PROBLEMS TO SOLVE:
1. Quote everything in the pitfalls passage from "Two slices describing" down to "of your methodology.".
2. Which items does the pitfalls passage say to mandate as the structure of a subagent's report? List them all.
3. Answer these questions from the pitfalls passage:
(a) What does the passage say subagents without a report contract return?
(b) What two things must the adviser read?
(c) When should each item be checked?

SELECTED TEXT:
__________
Two slices describing the same relationship differently is a fragile claim.
Isolation is the method: the critic must never read the working conversation.
Check each item only once it is true of YOUR repo — the gate is self-certified, like the rest of your methodology.
Pitfalls & Gotchas
- [both]
Subagents without a report contract return prose soup — five differently-shaped essays you cannot compare or audit. Mandate the structure in the agent definition itself: claim, query, row count, one per line. The contract is what turns a fleet’s output into evidence instead of opinions.
- [both]
〜〜
A critic prompted inside your working session inherits its blind spots. It has read every step of your reasoning toward the answer you wanted and will defend it with you. Isolation is load-bearing, not stylistic: the adviser must read the memo and the findings and never the conversation, or it is not a second opinion — it is your first opinion in a different font.
- [CC]
Chart-reading is not magic. “The relationship looks weak” read off a figure is an impression; the agent can hallucinate a slope as easily as see one. Require the number behind every claim made from an image — the correlation, the row count — and the figure becomes evidence instead of a vibe.
__________
(Document structure recognition data)

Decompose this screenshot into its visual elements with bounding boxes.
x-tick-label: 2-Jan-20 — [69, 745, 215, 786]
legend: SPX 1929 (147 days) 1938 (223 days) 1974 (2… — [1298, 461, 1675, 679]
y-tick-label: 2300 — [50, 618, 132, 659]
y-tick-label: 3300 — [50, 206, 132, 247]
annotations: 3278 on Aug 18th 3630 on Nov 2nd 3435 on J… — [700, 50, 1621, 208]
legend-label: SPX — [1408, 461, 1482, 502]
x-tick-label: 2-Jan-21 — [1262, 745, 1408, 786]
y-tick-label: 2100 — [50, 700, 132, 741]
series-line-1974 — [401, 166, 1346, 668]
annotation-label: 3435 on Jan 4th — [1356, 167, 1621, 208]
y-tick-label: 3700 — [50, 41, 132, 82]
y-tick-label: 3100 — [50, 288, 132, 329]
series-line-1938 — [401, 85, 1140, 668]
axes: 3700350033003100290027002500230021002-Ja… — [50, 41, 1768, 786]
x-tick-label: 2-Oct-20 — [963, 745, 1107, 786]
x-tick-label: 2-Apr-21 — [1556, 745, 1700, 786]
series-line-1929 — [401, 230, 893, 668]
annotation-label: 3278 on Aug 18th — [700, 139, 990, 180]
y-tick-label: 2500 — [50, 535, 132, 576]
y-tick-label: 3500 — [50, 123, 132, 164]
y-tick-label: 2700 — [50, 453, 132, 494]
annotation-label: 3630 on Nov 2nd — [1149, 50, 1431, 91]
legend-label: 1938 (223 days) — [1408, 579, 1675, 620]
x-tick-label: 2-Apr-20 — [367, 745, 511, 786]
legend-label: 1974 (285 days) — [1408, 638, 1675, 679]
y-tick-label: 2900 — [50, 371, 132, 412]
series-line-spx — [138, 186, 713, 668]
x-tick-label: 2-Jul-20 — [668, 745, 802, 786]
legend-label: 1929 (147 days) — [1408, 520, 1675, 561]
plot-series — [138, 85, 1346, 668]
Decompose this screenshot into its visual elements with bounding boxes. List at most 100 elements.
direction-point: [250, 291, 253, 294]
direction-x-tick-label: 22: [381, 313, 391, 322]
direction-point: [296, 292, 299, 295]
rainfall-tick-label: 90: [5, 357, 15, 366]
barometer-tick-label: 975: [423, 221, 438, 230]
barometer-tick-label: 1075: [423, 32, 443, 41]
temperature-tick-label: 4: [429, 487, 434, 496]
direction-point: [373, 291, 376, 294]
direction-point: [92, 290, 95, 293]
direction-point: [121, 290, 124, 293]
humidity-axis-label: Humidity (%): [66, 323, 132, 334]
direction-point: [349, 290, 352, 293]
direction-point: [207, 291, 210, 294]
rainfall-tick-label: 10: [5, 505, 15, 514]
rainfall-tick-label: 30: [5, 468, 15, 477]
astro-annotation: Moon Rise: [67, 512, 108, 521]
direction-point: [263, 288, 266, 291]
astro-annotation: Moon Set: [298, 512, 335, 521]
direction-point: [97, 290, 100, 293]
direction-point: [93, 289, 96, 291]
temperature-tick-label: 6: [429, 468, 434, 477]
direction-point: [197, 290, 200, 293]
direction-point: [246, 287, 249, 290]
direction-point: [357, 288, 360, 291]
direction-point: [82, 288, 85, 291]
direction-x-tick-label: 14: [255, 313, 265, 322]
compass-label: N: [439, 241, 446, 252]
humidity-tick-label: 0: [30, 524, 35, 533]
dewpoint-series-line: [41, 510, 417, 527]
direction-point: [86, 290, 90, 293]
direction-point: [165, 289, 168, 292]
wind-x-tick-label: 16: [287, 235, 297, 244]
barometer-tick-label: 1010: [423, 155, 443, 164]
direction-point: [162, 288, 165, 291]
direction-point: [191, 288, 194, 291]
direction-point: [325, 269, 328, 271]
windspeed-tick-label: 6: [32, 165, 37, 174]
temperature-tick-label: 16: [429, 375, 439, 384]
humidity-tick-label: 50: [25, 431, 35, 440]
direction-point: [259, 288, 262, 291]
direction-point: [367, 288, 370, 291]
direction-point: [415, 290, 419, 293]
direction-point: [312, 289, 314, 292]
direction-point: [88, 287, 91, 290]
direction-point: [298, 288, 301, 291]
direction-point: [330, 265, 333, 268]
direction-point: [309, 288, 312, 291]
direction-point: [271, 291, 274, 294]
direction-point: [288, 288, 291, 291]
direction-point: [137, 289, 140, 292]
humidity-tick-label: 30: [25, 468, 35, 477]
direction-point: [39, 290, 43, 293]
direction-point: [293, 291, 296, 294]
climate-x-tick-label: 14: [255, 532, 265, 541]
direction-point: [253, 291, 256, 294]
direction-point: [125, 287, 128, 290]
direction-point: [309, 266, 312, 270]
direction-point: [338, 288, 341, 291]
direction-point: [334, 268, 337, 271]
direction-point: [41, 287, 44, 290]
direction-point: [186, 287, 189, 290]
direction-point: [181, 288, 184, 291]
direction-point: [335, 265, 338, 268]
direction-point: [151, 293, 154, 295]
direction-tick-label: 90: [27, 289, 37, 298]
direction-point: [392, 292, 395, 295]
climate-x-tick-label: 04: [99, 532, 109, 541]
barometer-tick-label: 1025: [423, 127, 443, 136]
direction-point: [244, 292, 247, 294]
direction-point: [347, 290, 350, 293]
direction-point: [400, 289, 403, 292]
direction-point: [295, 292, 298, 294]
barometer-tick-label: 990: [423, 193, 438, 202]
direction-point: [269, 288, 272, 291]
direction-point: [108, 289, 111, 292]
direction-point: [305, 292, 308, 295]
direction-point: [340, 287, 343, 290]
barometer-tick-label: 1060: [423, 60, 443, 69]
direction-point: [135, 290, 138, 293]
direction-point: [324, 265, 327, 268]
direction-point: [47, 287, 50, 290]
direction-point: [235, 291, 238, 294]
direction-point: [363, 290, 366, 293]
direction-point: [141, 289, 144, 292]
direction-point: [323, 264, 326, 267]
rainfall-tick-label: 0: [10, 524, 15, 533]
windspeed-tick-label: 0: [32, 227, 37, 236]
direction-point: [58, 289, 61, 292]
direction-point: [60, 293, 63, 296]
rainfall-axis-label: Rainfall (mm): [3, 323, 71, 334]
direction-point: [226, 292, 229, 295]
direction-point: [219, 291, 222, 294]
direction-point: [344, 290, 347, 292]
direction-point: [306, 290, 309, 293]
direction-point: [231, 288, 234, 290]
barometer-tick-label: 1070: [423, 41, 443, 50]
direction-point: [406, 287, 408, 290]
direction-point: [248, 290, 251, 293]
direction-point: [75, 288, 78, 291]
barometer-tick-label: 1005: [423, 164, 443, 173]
__________
EXERCISE ANSWERS:
1.
Two slices describing the same relationship differently is a fragile claim.
Isolation is the method: the critic must never read the working conversation.
Check each item only once it is true of YOUR repo — the gate is self-certified, like the rest of your methodology.

2.
Claim
Query
Row count

3.
(a) Prose soup: five differently-shaped essays you cannot compare or audit.
(b) The memo and the findings.
(c) Only once it is true of your repo.